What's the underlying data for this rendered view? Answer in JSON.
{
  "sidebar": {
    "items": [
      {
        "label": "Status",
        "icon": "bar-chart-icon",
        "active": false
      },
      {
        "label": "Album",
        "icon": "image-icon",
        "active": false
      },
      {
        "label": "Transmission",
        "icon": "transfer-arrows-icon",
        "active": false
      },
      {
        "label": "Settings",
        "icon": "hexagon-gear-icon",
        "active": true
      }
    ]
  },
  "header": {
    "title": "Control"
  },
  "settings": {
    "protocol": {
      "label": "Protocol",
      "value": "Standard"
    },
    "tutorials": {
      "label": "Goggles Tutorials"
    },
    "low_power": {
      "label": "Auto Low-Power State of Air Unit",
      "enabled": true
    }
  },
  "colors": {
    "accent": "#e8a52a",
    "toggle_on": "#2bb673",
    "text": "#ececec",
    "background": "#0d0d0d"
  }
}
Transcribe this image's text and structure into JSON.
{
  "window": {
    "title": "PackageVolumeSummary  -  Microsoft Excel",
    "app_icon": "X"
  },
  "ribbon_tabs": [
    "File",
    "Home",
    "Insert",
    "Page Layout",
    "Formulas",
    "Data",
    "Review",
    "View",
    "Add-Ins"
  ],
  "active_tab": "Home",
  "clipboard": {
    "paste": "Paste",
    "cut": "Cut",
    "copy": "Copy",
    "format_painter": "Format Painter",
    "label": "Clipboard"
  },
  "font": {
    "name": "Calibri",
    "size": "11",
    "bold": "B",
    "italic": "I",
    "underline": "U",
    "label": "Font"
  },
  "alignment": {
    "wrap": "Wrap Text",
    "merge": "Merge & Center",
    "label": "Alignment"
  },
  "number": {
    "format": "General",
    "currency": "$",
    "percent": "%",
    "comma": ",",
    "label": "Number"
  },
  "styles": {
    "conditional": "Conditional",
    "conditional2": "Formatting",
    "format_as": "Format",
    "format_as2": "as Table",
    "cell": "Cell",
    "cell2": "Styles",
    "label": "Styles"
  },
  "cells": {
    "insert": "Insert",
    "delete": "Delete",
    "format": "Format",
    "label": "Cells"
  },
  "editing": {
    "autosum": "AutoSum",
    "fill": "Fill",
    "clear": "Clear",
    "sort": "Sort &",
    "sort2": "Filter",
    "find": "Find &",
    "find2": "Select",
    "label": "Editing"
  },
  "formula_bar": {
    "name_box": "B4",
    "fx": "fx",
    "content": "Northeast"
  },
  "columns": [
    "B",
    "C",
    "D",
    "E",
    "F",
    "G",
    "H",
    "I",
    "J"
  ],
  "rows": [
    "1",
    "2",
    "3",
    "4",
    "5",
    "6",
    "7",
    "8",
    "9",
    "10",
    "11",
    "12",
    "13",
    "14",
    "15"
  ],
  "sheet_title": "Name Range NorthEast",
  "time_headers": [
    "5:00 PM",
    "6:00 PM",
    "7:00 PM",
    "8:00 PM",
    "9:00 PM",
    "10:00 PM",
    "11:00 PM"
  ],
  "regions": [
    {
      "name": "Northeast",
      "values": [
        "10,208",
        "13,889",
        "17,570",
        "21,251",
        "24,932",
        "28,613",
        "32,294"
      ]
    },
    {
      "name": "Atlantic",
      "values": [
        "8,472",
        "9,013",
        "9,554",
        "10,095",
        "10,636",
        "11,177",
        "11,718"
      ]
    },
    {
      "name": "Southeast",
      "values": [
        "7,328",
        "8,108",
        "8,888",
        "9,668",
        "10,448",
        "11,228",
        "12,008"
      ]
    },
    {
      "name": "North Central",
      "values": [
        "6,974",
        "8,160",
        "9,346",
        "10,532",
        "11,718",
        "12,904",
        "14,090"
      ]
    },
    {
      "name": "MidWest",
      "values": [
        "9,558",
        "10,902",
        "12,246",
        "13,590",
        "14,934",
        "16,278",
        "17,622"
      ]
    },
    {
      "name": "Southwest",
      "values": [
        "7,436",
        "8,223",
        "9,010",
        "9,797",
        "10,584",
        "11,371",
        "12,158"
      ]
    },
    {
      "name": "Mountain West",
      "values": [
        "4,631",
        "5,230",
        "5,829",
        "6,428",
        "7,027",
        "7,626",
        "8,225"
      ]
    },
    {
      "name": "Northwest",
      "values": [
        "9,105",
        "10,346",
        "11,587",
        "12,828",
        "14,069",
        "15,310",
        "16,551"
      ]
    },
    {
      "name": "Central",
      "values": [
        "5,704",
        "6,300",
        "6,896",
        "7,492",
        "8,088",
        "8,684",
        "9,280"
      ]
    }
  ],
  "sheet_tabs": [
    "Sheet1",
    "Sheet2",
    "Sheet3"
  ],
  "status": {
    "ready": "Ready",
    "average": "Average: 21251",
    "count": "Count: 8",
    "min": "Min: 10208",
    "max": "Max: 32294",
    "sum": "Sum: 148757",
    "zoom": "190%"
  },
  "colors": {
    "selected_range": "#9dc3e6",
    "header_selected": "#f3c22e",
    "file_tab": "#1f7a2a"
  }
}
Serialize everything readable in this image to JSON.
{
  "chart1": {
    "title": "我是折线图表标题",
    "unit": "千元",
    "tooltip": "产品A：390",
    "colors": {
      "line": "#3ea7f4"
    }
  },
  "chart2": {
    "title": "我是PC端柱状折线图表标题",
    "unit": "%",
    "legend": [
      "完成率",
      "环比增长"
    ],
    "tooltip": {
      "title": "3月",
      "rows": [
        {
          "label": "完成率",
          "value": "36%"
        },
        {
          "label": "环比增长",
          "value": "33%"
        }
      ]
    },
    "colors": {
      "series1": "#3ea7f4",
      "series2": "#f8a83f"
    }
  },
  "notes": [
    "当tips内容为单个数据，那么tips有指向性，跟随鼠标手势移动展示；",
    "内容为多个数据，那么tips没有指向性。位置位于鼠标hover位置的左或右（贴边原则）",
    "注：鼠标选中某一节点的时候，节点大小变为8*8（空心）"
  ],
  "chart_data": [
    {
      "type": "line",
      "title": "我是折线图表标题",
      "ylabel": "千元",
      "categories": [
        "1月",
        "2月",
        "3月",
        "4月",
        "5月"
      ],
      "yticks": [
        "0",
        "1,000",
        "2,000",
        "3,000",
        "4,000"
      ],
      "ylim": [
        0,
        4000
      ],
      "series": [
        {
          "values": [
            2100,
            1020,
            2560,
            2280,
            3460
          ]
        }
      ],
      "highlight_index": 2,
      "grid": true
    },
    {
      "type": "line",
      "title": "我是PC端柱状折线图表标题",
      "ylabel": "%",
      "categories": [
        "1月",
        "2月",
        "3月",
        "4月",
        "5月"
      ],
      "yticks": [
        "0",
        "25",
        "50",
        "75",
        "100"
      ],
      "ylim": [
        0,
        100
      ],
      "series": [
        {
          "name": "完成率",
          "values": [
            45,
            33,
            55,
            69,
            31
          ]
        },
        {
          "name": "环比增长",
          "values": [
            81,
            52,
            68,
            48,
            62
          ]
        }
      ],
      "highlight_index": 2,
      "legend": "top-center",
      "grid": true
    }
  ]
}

□ □ □ □ □

Stated problem = Count how many lines of the data include the word "this". Your reply should be that number alone.

Response below = 3